-- Description of the task --
Select and reproduce each line of the listing below that bears the string "JSON".
++++ Records provided ++++
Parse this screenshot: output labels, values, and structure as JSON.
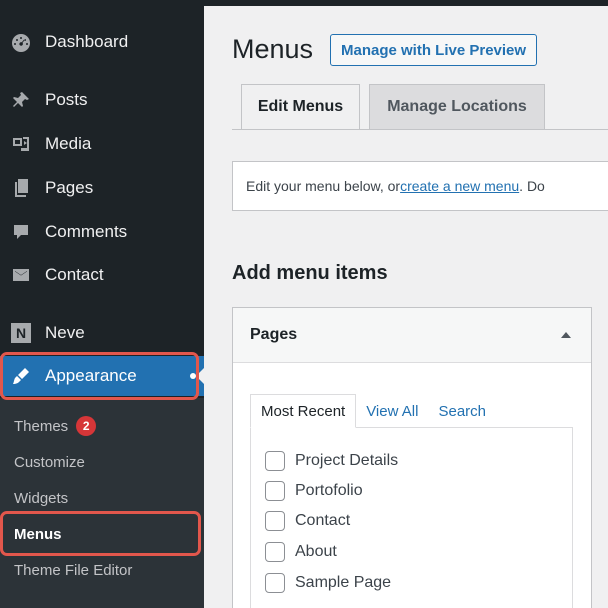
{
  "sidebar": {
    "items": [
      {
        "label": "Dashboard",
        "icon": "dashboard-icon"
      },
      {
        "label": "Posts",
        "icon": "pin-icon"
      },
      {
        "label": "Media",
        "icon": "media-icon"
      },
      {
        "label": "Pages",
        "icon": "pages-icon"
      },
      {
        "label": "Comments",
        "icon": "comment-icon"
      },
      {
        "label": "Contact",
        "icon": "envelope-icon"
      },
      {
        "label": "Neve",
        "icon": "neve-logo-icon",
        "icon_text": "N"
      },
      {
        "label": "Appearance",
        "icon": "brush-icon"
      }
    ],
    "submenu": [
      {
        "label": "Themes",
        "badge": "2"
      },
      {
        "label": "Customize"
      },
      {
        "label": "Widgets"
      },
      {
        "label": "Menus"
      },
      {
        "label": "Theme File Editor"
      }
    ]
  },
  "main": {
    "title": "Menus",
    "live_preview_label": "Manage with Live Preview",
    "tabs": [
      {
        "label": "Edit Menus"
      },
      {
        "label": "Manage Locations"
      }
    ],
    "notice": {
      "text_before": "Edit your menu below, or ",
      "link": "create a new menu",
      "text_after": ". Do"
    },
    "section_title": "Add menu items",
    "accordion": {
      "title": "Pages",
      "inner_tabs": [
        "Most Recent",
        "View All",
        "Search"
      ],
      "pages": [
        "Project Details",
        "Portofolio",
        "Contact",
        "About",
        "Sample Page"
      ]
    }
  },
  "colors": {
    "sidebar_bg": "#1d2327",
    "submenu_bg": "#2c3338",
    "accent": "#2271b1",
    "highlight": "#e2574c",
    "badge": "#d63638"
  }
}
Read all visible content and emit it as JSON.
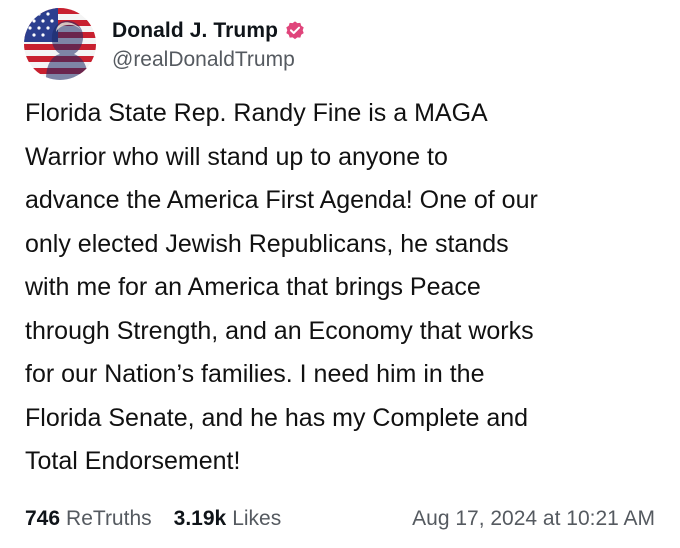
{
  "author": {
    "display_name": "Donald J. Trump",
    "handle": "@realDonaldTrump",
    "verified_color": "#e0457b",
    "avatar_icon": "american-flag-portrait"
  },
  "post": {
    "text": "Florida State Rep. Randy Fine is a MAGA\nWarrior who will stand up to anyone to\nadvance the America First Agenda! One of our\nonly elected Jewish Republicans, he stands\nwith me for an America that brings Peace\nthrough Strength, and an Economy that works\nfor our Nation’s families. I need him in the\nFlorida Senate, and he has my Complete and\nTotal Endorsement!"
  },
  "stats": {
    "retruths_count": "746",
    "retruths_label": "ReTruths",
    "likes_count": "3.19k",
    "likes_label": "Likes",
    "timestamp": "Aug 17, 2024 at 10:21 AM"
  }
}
++++
-- Final result --
Parse this screenshot: output labels, values, and structure as JSON.
Read all visible content and emit it as JSON.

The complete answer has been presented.